INFORMATION SUPPLIED
>> BEGIN

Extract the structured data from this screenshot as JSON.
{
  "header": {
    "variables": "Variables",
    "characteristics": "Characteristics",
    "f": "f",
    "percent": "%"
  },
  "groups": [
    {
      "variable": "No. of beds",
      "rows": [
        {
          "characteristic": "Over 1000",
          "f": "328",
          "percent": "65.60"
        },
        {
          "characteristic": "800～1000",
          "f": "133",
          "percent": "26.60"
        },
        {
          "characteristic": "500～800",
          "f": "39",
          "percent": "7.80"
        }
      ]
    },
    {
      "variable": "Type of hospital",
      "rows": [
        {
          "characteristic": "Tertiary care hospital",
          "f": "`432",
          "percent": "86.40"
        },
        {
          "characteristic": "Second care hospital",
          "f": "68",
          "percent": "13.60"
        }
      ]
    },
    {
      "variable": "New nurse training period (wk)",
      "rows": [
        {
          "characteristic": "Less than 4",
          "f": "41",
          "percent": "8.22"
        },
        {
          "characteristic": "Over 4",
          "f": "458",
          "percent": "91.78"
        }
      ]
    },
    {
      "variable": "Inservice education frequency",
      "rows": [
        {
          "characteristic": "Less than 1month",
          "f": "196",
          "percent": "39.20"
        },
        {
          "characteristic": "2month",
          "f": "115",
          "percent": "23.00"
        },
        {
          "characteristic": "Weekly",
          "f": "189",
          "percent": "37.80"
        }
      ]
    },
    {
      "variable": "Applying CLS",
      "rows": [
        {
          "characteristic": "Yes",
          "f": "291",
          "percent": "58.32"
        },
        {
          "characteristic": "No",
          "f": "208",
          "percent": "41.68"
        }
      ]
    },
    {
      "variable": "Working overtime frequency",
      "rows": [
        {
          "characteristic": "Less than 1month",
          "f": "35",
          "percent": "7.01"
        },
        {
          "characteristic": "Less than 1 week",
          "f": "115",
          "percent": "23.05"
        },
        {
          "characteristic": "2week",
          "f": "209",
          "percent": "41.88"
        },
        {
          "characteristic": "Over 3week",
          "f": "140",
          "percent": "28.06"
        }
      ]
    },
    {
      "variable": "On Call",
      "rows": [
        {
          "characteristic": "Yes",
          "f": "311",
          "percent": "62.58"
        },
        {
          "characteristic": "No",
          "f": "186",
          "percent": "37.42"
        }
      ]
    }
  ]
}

>> END
>> BEGIN

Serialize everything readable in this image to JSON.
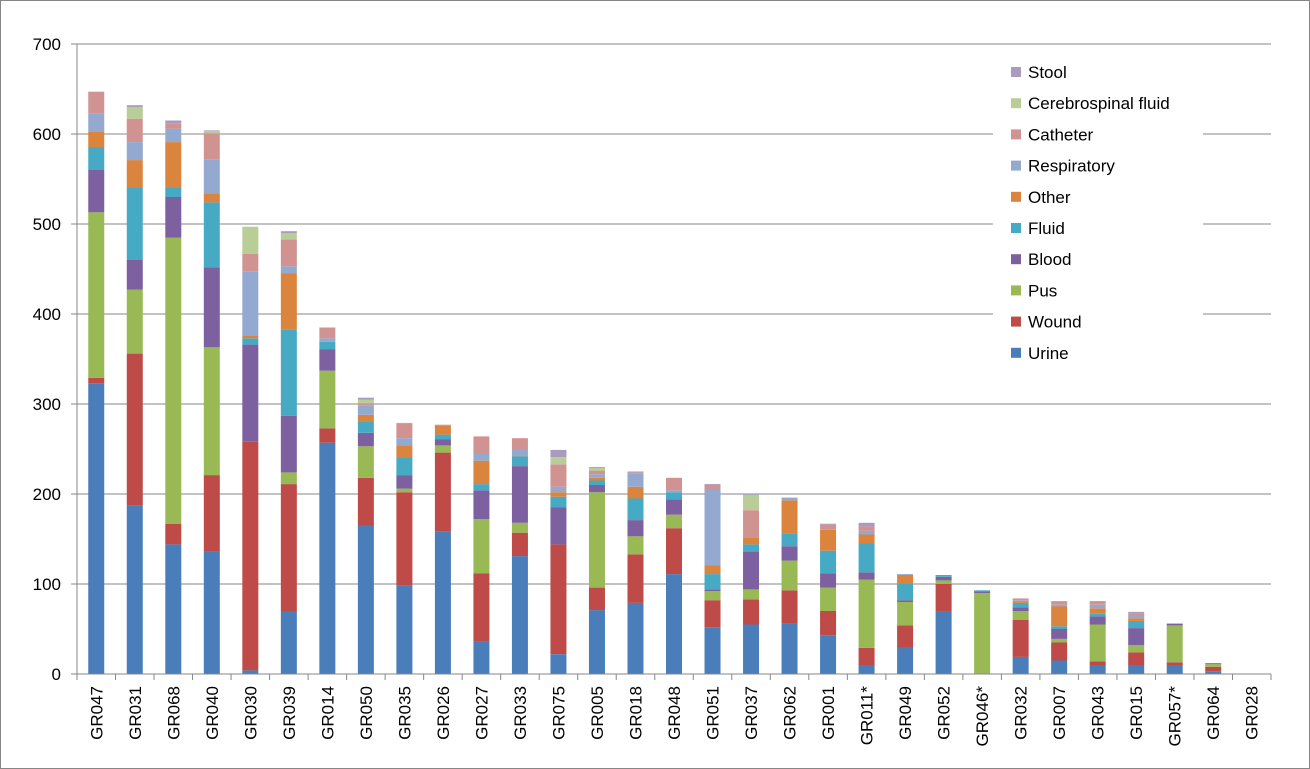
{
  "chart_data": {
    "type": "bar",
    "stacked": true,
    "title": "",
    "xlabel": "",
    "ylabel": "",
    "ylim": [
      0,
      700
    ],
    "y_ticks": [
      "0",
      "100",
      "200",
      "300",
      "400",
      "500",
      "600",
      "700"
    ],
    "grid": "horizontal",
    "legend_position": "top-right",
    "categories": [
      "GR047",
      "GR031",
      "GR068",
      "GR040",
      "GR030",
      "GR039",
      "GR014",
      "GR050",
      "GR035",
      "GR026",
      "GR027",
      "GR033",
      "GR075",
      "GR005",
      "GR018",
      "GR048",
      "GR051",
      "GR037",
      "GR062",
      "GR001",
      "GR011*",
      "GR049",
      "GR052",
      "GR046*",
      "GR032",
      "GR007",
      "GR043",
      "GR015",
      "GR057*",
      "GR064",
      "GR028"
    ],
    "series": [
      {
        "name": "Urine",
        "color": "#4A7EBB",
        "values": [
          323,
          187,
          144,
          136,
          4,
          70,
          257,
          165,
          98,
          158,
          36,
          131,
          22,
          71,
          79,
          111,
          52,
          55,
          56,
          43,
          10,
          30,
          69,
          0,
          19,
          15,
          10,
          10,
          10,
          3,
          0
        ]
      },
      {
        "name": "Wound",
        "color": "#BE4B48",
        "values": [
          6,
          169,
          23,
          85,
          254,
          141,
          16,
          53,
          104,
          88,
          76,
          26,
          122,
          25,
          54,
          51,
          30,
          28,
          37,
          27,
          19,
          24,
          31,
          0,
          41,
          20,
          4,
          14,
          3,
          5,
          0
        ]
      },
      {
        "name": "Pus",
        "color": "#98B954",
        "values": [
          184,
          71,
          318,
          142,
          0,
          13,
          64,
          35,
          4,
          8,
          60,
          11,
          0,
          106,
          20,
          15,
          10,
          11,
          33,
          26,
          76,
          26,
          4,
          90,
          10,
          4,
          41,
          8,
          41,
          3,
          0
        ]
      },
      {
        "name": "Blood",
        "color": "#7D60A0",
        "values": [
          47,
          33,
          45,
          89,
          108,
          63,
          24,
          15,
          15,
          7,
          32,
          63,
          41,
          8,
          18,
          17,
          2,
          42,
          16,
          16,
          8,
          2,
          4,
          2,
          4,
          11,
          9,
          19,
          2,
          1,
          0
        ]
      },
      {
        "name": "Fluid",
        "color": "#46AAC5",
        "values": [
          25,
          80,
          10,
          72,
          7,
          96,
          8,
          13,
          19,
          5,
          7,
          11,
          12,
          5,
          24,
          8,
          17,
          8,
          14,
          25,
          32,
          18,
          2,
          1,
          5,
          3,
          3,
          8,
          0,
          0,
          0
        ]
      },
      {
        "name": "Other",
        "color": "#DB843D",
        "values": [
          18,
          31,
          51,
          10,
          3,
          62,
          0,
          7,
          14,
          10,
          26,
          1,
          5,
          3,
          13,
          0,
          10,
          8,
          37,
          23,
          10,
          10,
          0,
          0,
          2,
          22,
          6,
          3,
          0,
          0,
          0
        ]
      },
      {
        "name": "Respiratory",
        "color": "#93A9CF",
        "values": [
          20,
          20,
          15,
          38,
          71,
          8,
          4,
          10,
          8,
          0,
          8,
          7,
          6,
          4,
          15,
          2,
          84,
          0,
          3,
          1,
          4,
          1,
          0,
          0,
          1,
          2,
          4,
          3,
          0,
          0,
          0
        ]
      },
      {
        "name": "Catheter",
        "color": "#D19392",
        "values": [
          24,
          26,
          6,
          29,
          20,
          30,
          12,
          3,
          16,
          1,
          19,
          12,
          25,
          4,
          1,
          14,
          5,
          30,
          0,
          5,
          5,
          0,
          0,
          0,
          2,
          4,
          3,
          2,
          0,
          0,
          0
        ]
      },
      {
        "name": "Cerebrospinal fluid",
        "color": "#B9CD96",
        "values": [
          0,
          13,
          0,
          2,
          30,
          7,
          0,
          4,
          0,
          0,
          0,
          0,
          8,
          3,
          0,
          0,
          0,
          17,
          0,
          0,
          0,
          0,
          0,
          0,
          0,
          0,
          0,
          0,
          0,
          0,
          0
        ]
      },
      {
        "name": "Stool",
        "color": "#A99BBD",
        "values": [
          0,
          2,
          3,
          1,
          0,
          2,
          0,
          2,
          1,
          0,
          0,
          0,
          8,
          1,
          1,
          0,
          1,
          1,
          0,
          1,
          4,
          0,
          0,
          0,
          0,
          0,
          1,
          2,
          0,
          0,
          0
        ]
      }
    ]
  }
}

>> END
>> BEGIN

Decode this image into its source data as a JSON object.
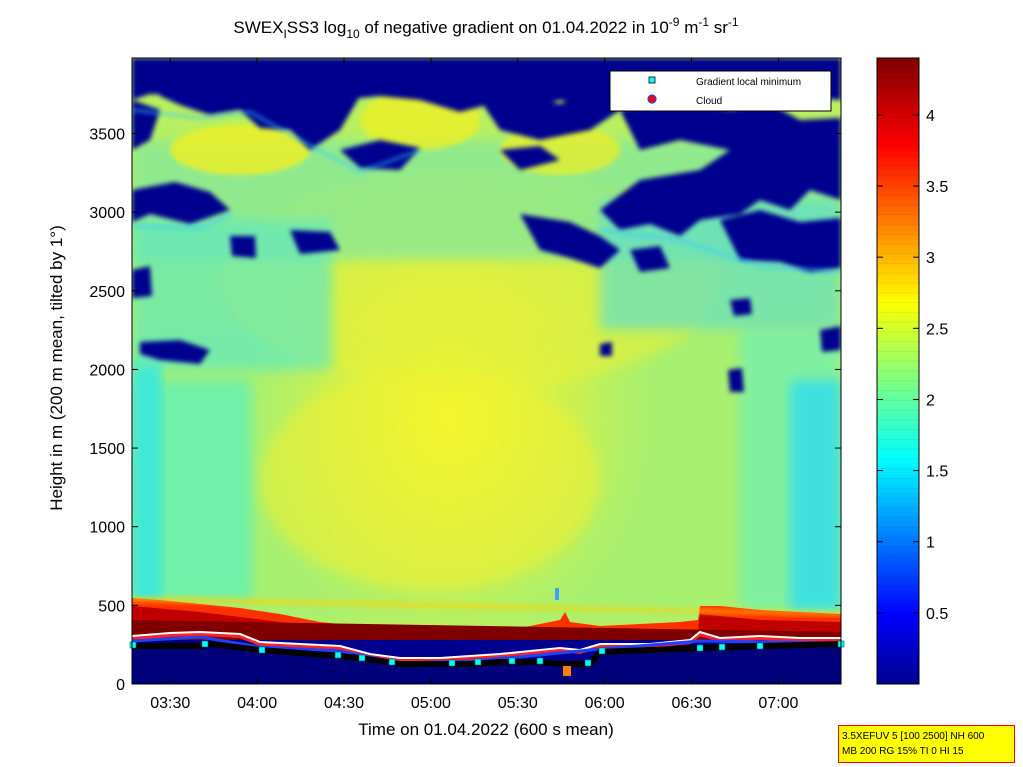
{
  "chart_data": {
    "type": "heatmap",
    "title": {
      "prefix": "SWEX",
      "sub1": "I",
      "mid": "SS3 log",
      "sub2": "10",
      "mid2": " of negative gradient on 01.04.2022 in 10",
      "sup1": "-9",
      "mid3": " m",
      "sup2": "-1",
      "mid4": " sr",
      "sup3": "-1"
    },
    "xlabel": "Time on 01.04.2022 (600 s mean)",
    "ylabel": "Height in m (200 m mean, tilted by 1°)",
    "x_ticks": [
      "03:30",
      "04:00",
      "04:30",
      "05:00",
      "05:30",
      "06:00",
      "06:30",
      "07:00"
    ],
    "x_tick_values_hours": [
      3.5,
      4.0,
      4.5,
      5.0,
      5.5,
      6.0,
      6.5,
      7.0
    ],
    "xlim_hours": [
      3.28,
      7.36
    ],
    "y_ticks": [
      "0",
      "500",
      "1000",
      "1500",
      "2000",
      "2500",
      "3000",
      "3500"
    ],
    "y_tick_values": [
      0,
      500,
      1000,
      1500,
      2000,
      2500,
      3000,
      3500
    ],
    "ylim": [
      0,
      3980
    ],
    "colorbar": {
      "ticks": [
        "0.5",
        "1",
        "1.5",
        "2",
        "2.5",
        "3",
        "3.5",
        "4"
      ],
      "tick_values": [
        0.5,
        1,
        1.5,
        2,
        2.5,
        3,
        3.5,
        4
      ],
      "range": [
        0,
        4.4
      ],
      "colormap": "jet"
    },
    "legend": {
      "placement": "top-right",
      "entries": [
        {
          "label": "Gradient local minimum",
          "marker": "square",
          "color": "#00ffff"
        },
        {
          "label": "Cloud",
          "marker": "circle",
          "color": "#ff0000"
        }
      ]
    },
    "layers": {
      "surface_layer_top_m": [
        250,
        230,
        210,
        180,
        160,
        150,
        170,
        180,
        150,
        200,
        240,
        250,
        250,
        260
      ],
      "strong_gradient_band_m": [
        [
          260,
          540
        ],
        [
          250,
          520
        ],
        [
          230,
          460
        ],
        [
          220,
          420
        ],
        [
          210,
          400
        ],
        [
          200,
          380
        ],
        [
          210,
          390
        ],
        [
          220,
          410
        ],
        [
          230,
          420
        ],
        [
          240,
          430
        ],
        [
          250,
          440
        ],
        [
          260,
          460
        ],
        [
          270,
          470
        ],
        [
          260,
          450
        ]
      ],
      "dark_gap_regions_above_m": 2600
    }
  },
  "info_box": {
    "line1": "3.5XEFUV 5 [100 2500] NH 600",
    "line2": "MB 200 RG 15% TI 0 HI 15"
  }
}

>> END

JOB
From the listing above, collect each line in which the string "hospital" appears.

RESULT
      "variable": "Type of hospital",
          "characteristic": "Tertiary care hospital",
          "characteristic": "Second care hospital",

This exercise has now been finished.